◆ WHAT YOU WILL DO ◆
Will you transcribe the entries that follow, exactly and in full?

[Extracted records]
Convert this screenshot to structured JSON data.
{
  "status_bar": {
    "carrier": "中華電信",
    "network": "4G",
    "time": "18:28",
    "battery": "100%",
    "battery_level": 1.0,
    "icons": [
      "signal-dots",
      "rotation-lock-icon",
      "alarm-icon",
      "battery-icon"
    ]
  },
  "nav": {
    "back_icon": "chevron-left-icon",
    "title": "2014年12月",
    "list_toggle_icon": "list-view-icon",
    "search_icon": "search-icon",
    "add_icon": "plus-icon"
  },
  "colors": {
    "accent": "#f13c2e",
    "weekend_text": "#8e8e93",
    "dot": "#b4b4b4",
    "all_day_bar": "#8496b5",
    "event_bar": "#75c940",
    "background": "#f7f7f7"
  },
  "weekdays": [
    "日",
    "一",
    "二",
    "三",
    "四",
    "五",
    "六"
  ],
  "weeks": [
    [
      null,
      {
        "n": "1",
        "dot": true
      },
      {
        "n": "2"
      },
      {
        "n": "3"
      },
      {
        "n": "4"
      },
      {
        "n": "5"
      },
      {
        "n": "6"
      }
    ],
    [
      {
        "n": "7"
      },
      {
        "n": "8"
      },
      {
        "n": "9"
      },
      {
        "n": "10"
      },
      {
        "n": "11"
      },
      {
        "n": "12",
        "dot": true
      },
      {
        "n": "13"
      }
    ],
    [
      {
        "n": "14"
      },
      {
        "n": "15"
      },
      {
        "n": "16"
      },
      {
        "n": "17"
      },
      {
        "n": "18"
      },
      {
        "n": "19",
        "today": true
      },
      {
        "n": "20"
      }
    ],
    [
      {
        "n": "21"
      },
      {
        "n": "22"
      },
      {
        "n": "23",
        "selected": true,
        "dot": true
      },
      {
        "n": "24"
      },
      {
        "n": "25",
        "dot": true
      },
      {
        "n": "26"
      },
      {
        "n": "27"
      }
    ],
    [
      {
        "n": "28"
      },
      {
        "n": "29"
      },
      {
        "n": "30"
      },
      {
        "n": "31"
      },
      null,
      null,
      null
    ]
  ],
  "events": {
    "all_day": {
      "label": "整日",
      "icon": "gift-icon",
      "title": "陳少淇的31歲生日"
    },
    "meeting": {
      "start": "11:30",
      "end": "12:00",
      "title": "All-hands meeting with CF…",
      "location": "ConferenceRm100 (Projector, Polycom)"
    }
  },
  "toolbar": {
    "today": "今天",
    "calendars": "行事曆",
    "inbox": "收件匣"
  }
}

◆ RESULT FOR THIS EXERCISE ◆
Convert this screenshot to structured JSON data.
{
  "status_bar": {
    "carrier": "中華電信",
    "network": "4G",
    "time": "18:28",
    "battery": "100%",
    "battery_level": 1.0,
    "icons": [
      "signal-dots",
      "rotation-lock-icon",
      "alarm-icon",
      "battery-icon"
    ]
  },
  "nav": {
    "back_icon": "chevron-left-icon",
    "title": "2014年12月",
    "list_toggle_icon": "list-view-icon",
    "search_icon": "search-icon",
    "add_icon": "plus-icon"
  },
  "colors": {
    "accent": "#f13c2e",
    "weekend_text": "#8e8e93",
    "dot": "#b4b4b4",
    "all_day_bar": "#8496b5",
    "event_bar": "#75c940",
    "background": "#f7f7f7"
  },
  "weekdays": [
    "日",
    "一",
    "二",
    "三",
    "四",
    "五",
    "六"
  ],
  "weeks": [
    [
      null,
      {
        "n": "1",
        "dot": true
      },
      {
        "n": "2"
      },
      {
        "n": "3"
      },
      {
        "n": "4"
      },
      {
        "n": "5"
      },
      {
        "n": "6"
      }
    ],
    [
      {
        "n": "7"
      },
      {
        "n": "8"
      },
      {
        "n": "9"
      },
      {
        "n": "10"
      },
      {
        "n": "11"
      },
      {
        "n": "12",
        "dot": true
      },
      {
        "n": "13"
      }
    ],
    [
      {
        "n": "14"
      },
      {
        "n": "15"
      },
      {
        "n": "16"
      },
      {
        "n": "17"
      },
      {
        "n": "18"
      },
      {
        "n": "19",
        "today": true
      },
      {
        "n": "20"
      }
    ],
    [
      {
        "n": "21"
      },
      {
        "n": "22"
      },
      {
        "n": "23",
        "selected": true,
        "dot": true
      },
      {
        "n": "24"
      },
      {
        "n": "25",
        "dot": true
      },
      {
        "n": "26"
      },
      {
        "n": "27"
      }
    ],
    [
      {
        "n": "28"
      },
      {
        "n": "29"
      },
      {
        "n": "30"
      },
      {
        "n": "31"
      },
      null,
      null,
      null
    ]
  ],
  "events": {
    "all_day": {
      "label": "整日",
      "icon": "gift-icon",
      "title": "陳少淇的31歲生日"
    },
    "meeting": {
      "start": "11:30",
      "end": "12:00",
      "title": "All-hands meeting with CF…",
      "location": "ConferenceRm100 (Projector, Polycom)"
    }
  },
  "toolbar": {
    "today": "今天",
    "calendars": "行事曆",
    "inbox": "收件匣"
  }
}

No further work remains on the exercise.